* **Stated goal**
Select, from the material below, each line with "TetherUS" in it.

* **Data shown**
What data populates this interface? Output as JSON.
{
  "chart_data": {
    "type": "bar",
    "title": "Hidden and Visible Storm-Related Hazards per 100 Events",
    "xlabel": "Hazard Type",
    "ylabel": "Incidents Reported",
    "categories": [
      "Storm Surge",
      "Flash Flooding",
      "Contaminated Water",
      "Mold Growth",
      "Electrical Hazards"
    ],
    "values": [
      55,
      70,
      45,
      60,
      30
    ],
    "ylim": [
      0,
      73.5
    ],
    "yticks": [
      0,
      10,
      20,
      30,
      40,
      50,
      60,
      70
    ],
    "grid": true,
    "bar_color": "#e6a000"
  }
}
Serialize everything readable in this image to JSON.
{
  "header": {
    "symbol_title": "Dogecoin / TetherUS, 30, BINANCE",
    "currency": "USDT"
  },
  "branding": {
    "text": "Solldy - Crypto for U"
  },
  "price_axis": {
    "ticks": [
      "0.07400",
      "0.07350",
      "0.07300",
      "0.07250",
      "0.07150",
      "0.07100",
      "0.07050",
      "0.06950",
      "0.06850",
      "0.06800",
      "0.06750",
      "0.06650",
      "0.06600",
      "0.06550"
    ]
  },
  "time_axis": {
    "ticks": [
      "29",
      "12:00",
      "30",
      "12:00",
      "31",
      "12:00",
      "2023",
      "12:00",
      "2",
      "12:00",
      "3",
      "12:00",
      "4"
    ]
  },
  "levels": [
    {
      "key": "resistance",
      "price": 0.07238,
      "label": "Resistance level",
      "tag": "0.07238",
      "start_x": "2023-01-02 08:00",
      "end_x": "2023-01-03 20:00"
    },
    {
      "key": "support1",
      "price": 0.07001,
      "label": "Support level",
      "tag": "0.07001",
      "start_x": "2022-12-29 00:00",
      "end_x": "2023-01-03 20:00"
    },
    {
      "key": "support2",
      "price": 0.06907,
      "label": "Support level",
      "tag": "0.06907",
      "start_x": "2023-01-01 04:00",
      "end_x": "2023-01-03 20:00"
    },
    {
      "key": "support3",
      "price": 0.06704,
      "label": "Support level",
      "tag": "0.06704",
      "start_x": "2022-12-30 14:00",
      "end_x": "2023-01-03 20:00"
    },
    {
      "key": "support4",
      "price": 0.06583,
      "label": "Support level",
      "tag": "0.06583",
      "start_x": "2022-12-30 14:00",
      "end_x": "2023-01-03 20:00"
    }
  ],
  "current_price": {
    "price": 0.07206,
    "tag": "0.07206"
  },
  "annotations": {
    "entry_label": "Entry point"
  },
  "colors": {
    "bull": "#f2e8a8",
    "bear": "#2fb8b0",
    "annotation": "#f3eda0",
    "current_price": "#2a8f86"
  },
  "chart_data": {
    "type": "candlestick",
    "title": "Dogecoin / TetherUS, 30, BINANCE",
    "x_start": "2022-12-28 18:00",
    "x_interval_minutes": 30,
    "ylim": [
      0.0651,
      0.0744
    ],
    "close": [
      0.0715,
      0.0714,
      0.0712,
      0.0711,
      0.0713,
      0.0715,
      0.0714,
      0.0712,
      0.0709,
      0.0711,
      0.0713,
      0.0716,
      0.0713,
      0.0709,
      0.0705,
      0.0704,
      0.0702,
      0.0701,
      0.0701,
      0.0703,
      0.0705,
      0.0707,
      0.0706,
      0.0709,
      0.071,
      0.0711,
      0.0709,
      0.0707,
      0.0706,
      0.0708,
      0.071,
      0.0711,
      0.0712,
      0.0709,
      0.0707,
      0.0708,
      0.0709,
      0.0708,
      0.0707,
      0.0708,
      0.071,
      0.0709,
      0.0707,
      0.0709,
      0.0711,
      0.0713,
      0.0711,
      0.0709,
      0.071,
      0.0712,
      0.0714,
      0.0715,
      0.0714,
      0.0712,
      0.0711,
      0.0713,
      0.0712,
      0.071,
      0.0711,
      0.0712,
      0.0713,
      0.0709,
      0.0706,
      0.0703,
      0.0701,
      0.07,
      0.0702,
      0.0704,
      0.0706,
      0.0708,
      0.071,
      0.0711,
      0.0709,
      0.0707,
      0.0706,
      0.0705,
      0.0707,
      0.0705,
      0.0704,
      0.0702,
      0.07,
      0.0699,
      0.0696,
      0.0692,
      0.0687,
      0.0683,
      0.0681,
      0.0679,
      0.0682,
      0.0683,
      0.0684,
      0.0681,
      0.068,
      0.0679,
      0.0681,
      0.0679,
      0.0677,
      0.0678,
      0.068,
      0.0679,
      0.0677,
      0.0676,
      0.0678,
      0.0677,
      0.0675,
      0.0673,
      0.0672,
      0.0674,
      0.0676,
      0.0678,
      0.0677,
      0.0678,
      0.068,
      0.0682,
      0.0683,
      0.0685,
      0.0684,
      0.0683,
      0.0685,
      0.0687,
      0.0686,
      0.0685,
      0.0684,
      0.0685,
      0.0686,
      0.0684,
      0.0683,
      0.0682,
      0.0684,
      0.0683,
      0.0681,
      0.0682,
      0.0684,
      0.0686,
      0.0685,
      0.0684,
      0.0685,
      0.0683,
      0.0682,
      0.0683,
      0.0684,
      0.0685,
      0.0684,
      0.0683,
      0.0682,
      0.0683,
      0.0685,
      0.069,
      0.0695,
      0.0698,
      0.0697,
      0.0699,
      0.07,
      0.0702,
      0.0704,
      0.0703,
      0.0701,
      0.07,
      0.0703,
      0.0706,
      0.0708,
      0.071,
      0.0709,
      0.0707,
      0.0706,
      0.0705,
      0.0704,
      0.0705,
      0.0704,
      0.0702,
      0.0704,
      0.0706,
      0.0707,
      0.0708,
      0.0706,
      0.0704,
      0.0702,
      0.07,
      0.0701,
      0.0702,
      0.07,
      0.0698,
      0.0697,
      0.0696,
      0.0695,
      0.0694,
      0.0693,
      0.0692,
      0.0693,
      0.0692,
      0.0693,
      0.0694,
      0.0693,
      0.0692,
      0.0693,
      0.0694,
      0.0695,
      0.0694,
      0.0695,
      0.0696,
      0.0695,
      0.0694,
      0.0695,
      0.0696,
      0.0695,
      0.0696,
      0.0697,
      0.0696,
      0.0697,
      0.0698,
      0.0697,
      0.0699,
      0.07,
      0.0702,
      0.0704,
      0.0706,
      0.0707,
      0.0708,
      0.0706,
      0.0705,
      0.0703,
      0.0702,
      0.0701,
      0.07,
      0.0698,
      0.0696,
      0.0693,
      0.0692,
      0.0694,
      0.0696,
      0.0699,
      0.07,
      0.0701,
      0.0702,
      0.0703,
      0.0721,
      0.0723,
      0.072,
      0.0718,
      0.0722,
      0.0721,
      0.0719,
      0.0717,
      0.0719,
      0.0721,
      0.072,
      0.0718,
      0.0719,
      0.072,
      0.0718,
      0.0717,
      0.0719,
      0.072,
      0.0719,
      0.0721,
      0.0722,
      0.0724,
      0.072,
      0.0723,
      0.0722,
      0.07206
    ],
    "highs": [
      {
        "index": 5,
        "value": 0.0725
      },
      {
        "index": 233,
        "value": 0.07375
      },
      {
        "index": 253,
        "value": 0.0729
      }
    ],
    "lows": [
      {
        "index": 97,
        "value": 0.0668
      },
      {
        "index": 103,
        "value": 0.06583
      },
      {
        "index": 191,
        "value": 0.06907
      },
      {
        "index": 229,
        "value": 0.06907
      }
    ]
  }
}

* **Exercise solution**
    "symbol_title": "Dogecoin / TetherUS, 30, BINANCE",
    "title": "Dogecoin / TetherUS, 30, BINANCE",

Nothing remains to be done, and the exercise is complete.